## [Work to be completed]
Copy out the lines that include the word "calendar".

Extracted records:
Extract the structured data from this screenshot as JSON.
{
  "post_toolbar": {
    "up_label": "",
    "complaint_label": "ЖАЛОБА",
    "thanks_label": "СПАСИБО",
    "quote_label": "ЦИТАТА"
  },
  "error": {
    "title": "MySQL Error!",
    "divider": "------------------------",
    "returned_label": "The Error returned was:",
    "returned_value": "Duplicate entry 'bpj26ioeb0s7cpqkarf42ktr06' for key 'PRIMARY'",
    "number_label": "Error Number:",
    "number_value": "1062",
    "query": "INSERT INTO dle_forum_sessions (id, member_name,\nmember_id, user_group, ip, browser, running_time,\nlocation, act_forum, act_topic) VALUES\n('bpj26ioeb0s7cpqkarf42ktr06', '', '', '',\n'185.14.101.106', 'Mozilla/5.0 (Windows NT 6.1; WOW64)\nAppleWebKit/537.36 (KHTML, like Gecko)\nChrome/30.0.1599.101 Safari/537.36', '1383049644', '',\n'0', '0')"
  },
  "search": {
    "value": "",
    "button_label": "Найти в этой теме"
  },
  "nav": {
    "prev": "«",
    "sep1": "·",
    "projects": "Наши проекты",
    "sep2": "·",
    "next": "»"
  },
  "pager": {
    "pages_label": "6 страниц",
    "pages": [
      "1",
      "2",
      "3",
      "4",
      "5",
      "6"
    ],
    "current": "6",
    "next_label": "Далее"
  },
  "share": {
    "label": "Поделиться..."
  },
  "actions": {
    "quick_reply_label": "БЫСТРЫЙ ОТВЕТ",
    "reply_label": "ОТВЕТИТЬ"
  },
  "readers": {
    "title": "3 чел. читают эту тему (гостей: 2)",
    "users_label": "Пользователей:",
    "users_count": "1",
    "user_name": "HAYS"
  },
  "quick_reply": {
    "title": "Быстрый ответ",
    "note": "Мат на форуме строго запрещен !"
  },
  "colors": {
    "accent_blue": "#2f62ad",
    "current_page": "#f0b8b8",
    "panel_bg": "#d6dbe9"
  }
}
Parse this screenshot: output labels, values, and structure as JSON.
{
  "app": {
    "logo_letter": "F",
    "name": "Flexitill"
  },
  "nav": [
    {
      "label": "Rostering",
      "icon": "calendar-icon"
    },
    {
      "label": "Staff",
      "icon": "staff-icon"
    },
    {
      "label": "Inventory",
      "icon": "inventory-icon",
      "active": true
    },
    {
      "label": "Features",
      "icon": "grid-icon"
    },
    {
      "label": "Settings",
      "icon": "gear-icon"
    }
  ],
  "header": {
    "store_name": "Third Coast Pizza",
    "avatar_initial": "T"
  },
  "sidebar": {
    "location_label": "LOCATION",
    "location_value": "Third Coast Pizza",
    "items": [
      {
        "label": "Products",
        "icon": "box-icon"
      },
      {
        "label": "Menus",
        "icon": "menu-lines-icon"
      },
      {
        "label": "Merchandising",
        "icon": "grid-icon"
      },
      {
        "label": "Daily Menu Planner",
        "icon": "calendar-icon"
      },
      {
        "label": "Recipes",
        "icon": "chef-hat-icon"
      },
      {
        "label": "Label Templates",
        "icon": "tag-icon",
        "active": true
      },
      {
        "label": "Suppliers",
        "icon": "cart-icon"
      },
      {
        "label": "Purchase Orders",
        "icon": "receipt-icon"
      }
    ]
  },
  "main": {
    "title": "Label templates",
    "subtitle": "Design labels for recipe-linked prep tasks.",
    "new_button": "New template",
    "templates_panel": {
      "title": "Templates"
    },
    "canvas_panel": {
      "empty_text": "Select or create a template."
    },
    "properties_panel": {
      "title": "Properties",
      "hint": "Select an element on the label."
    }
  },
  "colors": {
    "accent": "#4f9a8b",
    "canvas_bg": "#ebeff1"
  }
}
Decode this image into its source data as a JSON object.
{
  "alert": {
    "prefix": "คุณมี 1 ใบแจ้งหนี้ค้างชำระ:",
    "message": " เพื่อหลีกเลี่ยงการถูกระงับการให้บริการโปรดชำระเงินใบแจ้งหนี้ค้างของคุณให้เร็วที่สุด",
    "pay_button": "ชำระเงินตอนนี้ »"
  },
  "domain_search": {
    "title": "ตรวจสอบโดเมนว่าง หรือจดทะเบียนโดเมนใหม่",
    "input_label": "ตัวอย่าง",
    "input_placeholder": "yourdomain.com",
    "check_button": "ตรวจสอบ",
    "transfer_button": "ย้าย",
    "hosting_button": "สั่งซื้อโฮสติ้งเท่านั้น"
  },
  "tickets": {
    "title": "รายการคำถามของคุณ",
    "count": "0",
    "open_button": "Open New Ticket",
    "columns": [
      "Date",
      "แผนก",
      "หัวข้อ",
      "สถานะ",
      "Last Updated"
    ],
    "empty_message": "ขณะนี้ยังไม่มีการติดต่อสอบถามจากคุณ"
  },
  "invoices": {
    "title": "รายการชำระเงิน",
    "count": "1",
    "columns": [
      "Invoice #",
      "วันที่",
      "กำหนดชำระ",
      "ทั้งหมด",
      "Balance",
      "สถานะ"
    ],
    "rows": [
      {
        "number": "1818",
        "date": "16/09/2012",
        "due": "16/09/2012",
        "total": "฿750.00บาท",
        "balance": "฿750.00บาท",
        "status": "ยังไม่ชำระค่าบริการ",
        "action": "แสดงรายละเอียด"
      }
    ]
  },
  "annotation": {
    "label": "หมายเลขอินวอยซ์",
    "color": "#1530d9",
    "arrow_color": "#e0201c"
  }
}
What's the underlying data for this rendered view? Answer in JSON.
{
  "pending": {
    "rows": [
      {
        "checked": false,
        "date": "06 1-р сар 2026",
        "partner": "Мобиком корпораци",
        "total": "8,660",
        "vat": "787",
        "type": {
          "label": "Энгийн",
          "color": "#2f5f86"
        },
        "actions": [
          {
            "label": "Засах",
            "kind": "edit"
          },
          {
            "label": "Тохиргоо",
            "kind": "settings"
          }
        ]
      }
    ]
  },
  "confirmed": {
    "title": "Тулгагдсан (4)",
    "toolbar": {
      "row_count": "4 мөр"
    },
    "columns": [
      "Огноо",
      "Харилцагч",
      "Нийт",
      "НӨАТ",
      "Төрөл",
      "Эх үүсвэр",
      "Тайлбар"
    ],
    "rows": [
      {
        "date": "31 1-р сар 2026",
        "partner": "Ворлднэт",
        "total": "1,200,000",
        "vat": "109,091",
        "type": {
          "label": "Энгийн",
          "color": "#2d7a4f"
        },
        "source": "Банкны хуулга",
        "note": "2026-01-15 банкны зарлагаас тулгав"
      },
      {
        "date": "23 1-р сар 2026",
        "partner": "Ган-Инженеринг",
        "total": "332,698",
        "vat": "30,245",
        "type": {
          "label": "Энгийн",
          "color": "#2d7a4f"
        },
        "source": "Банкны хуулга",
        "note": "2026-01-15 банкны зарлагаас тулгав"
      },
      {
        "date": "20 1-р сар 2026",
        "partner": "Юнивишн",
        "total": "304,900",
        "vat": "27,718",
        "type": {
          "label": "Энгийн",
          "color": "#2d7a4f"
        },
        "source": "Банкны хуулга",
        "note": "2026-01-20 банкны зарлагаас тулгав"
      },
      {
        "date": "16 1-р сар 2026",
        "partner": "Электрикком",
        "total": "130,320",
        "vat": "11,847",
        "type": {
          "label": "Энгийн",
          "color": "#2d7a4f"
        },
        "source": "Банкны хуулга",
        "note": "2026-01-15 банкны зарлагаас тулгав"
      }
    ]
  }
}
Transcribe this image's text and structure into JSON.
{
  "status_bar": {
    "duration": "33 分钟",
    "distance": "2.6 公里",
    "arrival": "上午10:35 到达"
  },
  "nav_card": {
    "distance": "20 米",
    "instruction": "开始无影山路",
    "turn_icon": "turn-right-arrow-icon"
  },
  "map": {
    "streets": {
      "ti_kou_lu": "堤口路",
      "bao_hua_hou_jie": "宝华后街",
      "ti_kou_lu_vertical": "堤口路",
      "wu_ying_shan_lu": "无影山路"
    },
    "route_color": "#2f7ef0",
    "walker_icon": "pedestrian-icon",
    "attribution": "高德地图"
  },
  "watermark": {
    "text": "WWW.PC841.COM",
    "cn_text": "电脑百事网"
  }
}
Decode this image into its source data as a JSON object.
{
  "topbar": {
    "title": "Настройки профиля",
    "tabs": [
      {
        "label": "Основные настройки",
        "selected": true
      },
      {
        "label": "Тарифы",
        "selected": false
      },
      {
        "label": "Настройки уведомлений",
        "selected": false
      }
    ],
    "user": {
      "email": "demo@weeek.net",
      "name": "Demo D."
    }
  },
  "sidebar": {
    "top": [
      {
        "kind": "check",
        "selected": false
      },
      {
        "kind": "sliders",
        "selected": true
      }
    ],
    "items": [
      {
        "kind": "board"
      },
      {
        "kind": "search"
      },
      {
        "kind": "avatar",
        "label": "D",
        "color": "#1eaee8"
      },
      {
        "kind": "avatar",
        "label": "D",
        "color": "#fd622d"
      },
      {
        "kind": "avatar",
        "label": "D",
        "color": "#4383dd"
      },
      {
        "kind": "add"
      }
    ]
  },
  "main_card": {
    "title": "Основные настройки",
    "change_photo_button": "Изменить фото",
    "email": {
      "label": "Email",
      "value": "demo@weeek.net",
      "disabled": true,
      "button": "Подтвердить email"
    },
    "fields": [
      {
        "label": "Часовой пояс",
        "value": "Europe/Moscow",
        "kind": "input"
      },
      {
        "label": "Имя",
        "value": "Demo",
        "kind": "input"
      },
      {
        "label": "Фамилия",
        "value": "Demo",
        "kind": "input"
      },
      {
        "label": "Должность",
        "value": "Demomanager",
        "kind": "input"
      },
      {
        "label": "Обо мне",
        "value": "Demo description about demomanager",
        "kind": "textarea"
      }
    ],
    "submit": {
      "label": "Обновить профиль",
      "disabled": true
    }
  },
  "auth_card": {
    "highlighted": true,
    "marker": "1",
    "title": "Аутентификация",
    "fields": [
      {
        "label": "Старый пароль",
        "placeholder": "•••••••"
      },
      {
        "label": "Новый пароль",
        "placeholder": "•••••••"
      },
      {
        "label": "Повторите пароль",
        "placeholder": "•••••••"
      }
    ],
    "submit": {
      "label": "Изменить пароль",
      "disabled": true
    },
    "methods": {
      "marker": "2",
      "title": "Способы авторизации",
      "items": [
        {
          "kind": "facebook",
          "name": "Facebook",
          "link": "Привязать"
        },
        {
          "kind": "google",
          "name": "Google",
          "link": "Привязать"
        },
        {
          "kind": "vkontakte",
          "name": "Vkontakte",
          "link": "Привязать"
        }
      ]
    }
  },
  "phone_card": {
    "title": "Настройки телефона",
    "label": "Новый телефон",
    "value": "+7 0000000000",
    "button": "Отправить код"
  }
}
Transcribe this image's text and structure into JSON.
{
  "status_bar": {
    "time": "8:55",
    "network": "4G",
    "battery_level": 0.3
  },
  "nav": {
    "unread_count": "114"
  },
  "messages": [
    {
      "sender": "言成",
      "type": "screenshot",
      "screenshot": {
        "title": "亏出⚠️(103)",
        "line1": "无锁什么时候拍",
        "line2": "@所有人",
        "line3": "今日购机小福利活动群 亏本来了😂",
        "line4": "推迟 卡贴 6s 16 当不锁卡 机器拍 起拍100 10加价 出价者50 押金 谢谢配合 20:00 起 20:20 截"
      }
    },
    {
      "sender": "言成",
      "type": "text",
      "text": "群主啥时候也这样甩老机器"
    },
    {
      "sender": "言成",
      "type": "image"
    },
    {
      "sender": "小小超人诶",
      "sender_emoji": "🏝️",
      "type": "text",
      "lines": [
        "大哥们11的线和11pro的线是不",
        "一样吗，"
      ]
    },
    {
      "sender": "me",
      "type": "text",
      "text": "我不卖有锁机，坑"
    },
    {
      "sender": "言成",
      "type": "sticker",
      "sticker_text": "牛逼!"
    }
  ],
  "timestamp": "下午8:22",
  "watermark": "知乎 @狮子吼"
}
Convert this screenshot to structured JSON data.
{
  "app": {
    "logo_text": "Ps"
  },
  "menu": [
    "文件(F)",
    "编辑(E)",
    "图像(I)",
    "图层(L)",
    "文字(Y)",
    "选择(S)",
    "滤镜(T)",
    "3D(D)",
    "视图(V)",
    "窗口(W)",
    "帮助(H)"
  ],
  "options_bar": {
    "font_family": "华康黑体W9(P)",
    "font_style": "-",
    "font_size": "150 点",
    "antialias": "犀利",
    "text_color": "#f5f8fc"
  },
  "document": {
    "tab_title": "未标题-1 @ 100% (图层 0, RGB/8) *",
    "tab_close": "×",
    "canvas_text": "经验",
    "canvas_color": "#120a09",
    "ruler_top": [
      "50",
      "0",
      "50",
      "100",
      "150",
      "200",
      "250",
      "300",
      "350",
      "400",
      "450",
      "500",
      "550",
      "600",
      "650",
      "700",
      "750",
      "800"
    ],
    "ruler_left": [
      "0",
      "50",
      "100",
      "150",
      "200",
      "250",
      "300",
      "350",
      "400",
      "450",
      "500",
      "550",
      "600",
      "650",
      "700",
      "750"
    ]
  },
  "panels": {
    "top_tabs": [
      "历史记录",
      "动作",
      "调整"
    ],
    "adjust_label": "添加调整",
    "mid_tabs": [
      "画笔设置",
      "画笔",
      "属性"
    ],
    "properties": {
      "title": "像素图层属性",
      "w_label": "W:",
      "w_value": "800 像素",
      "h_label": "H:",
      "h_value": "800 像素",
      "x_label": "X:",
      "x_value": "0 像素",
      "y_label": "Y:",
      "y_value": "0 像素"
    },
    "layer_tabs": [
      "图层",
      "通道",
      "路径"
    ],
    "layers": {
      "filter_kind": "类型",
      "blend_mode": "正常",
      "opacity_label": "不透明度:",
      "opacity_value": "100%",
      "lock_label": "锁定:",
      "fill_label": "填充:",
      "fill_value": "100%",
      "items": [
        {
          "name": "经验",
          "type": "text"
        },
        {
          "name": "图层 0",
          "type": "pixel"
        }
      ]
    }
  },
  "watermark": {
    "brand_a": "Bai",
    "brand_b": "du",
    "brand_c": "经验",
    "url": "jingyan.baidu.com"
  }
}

## [Task result]
      "icon": "calendar-icon"
        "icon": "calendar-icon"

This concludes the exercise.